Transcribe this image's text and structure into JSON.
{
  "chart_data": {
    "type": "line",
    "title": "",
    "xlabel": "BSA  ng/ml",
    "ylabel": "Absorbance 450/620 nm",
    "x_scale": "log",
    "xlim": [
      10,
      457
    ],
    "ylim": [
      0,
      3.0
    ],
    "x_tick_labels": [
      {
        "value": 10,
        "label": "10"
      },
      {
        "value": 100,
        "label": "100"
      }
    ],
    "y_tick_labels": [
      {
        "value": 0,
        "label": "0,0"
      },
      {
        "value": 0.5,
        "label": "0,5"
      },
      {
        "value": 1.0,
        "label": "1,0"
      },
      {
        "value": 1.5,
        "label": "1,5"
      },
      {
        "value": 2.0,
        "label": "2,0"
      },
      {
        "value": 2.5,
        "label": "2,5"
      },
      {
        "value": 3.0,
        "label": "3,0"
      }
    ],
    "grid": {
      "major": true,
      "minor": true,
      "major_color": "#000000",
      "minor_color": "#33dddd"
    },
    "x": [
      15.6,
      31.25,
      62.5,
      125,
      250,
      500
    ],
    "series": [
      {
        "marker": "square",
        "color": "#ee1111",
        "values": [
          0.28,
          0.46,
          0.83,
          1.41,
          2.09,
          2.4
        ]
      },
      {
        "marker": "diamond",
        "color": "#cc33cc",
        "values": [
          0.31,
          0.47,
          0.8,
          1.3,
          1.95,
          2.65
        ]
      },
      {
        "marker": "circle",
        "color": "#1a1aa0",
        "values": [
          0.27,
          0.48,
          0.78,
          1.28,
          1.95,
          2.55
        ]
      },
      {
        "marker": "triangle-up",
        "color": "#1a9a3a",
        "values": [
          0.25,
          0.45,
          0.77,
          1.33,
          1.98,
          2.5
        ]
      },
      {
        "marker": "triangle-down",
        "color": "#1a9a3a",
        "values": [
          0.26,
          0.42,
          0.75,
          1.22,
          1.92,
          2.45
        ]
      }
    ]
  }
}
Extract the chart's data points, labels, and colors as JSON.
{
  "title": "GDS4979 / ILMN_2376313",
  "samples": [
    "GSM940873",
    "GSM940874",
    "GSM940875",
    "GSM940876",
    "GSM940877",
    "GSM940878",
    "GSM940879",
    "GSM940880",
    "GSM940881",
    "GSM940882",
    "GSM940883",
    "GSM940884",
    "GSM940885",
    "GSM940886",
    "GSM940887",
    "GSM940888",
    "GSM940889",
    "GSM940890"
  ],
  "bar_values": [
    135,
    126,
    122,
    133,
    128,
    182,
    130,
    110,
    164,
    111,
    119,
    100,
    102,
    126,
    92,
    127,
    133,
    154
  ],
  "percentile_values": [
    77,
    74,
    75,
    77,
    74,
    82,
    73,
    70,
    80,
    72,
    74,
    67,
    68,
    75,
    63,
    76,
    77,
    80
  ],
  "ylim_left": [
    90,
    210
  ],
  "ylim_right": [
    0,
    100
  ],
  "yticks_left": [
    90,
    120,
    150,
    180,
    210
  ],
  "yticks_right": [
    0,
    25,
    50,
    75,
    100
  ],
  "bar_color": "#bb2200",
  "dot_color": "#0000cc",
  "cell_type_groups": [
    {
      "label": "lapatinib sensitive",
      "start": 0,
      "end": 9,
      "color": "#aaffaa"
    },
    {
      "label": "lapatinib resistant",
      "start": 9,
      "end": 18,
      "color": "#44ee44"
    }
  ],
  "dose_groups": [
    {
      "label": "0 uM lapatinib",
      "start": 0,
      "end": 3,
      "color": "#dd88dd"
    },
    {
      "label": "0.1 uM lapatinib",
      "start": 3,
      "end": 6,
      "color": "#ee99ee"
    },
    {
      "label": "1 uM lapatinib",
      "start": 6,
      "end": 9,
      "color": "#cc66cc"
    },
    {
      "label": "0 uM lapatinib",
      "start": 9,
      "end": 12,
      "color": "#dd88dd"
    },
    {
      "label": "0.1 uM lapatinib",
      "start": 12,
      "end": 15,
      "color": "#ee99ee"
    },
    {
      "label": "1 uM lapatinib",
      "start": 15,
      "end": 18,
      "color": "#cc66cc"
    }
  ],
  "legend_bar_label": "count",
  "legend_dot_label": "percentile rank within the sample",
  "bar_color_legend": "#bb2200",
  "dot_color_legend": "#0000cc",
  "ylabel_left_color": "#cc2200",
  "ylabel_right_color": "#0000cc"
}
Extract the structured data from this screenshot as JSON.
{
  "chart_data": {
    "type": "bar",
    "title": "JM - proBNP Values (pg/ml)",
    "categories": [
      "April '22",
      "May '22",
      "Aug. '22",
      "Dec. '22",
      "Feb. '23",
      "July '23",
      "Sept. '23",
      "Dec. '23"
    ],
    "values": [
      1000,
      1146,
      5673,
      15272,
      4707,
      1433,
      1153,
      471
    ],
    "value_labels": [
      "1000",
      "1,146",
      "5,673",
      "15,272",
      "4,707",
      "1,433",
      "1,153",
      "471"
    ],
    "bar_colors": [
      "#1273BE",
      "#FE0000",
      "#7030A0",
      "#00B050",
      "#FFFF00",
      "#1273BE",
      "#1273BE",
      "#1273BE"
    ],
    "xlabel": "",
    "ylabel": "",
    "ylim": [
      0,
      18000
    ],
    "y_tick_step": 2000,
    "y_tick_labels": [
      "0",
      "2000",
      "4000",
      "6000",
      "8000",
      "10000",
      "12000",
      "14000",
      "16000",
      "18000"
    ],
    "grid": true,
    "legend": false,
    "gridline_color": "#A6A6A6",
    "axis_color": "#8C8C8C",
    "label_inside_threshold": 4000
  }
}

--

## [YOUR OBJECTIVE]
Without changing a word, restate the whole listing.

## [TASK RESPONSE]
Transcribe this image's text and structure into JSON.
{
  "chart_data": {
    "type": "line",
    "title": "",
    "xlabel": "BSA  ng/ml",
    "ylabel": "Absorbance 450/620 nm",
    "x_scale": "log",
    "xlim": [
      10,
      457
    ],
    "ylim": [
      0,
      3.0
    ],
    "x_tick_labels": [
      {
        "value": 10,
        "label": "10"
      },
      {
        "value": 100,
        "label": "100"
      }
    ],
    "y_tick_labels": [
      {
        "value": 0,
        "label": "0,0"
      },
      {
        "value": 0.5,
        "label": "0,5"
      },
      {
        "value": 1.0,
        "label": "1,0"
      },
      {
        "value": 1.5,
        "label": "1,5"
      },
      {
        "value": 2.0,
        "label": "2,0"
      },
      {
        "value": 2.5,
        "label": "2,5"
      },
      {
        "value": 3.0,
        "label": "3,0"
      }
    ],
    "grid": {
      "major": true,
      "minor": true,
      "major_color": "#000000",
      "minor_color": "#33dddd"
    },
    "x": [
      15.6,
      31.25,
      62.5,
      125,
      250,
      500
    ],
    "series": [
      {
        "marker": "square",
        "color": "#ee1111",
        "values": [
          0.28,
          0.46,
          0.83,
          1.41,
          2.09,
          2.4
        ]
      },
      {
        "marker": "diamond",
        "color": "#cc33cc",
        "values": [
          0.31,
          0.47,
          0.8,
          1.3,
          1.95,
          2.65
        ]
      },
      {
        "marker": "circle",
        "color": "#1a1aa0",
        "values": [
          0.27,
          0.48,
          0.78,
          1.28,
          1.95,
          2.55
        ]
      },
      {
        "marker": "triangle-up",
        "color": "#1a9a3a",
        "values": [
          0.25,
          0.45,
          0.77,
          1.33,
          1.98,
          2.5
        ]
      },
      {
        "marker": "triangle-down",
        "color": "#1a9a3a",
        "values": [
          0.26,
          0.42,
          0.75,
          1.22,
          1.92,
          2.45
        ]
      }
    ]
  }
}
Extract the chart's data points, labels, and colors as JSON.
{
  "title": "GDS4979 / ILMN_2376313",
  "samples": [
    "GSM940873",
    "GSM940874",
    "GSM940875",
    "GSM940876",
    "GSM940877",
    "GSM940878",
    "GSM940879",
    "GSM940880",
    "GSM940881",
    "GSM940882",
    "GSM940883",
    "GSM940884",
    "GSM940885",
    "GSM940886",
    "GSM940887",
    "GSM940888",
    "GSM940889",
    "GSM940890"
  ],
  "bar_values": [
    135,
    126,
    122,
    133,
    128,
    182,
    130,
    110,
    164,
    111,
    119,
    100,
    102,
    126,
    92,
    127,
    133,
    154
  ],
  "percentile_values": [
    77,
    74,
    75,
    77,
    74,
    82,
    73,
    70,
    80,
    72,
    74,
    67,
    68,
    75,
    63,
    76,
    77,
    80
  ],
  "ylim_left": [
    90,
    210
  ],
  "ylim_right": [
    0,
    100
  ],
  "yticks_left": [
    90,
    120,
    150,
    180,
    210
  ],
  "yticks_right": [
    0,
    25,
    50,
    75,
    100
  ],
  "bar_color": "#bb2200",
  "dot_color": "#0000cc",
  "cell_type_groups": [
    {
      "label": "lapatinib sensitive",
      "start": 0,
      "end": 9,
      "color": "#aaffaa"
    },
    {
      "label": "lapatinib resistant",
      "start": 9,
      "end": 18,
      "color": "#44ee44"
    }
  ],
  "dose_groups": [
    {
      "label": "0 uM lapatinib",
      "start": 0,
      "end": 3,
      "color": "#dd88dd"
    },
    {
      "label": "0.1 uM lapatinib",
      "start": 3,
      "end": 6,
      "color": "#ee99ee"
    },
    {
      "label": "1 uM lapatinib",
      "start": 6,
      "end": 9,
      "color": "#cc66cc"
    },
    {
      "label": "0 uM lapatinib",
      "start": 9,
      "end": 12,
      "color": "#dd88dd"
    },
    {
      "label": "0.1 uM lapatinib",
      "start": 12,
      "end": 15,
      "color": "#ee99ee"
    },
    {
      "label": "1 uM lapatinib",
      "start": 15,
      "end": 18,
      "color": "#cc66cc"
    }
  ],
  "legend_bar_label": "count",
  "legend_dot_label": "percentile rank within the sample",
  "bar_color_legend": "#bb2200",
  "dot_color_legend": "#0000cc",
  "ylabel_left_color": "#cc2200",
  "ylabel_right_color": "#0000cc"
}
Extract the structured data from this screenshot as JSON.
{
  "chart_data": {
    "type": "bar",
    "title": "JM - proBNP Values (pg/ml)",
    "categories": [
      "April '22",
      "May '22",
      "Aug. '22",
      "Dec. '22",
      "Feb. '23",
      "July '23",
      "Sept. '23",
      "Dec. '23"
    ],
    "values": [
      1000,
      1146,
      5673,
      15272,
      4707,
      1433,
      1153,
      471
    ],
    "value_labels": [
      "1000",
      "1,146",
      "5,673",
      "15,272",
      "4,707",
      "1,433",
      "1,153",
      "471"
    ],
    "bar_colors": [
      "#1273BE",
      "#FE0000",
      "#7030A0",
      "#00B050",
      "#FFFF00",
      "#1273BE",
      "#1273BE",
      "#1273BE"
    ],
    "xlabel": "",
    "ylabel": "",
    "ylim": [
      0,
      18000
    ],
    "y_tick_step": 2000,
    "y_tick_labels": [
      "0",
      "2000",
      "4000",
      "6000",
      "8000",
      "10000",
      "12000",
      "14000",
      "16000",
      "18000"
    ],
    "grid": true,
    "legend": false,
    "gridline_color": "#A6A6A6",
    "axis_color": "#8C8C8C",
    "label_inside_threshold": 4000
  }
}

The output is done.